• [Exercise directions] Reproduce the data below word for word, starting with its first line and continuing through the line that contains "panel-3: Task Loss", with both of those lines included.

• [Material supplied]
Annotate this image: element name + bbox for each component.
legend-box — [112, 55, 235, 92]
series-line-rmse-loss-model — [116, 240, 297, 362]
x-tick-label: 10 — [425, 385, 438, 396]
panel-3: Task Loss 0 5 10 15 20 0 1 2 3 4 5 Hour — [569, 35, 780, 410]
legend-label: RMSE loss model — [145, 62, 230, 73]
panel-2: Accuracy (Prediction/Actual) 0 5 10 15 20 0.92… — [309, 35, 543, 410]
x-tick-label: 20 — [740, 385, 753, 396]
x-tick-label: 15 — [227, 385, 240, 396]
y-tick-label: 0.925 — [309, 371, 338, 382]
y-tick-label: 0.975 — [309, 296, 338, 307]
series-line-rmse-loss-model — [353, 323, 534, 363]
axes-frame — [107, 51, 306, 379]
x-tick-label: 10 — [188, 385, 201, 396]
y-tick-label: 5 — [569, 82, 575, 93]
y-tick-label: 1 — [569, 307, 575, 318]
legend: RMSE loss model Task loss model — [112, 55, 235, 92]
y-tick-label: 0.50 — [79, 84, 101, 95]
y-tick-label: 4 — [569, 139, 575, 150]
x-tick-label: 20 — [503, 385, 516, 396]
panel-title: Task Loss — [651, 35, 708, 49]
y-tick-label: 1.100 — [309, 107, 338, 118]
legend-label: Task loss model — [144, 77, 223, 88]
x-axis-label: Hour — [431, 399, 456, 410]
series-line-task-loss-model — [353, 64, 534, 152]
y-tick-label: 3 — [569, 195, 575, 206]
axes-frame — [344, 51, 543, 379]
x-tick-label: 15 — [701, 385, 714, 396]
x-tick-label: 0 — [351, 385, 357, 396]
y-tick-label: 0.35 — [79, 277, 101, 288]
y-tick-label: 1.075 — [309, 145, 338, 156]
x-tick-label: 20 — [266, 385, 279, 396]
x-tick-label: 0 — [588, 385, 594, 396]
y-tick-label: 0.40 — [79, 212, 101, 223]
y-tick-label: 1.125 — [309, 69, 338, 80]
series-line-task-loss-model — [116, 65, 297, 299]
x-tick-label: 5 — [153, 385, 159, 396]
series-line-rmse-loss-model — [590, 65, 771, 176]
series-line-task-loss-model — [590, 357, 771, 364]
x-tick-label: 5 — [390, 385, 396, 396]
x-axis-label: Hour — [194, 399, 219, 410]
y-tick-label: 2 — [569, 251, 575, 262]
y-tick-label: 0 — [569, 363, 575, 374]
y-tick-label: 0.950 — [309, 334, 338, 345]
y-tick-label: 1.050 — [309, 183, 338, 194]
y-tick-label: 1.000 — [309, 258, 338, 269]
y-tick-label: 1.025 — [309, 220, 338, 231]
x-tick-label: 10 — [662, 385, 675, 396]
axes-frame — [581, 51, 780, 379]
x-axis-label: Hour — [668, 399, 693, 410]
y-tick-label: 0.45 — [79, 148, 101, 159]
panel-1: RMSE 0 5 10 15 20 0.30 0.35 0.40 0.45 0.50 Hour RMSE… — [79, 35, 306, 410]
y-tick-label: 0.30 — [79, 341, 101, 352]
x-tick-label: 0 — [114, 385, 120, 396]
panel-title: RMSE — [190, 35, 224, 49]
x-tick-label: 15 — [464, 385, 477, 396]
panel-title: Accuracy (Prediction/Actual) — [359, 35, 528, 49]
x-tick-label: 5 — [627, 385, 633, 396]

• [Final result]
Annotate this image: element name + bbox for each component.
legend-box — [112, 55, 235, 92]
series-line-rmse-loss-model — [116, 240, 297, 362]
x-tick-label: 10 — [425, 385, 438, 396]
panel-3: Task Loss 0 5 10 15 20 0 1 2 3 4 5 Hour — [569, 35, 780, 410]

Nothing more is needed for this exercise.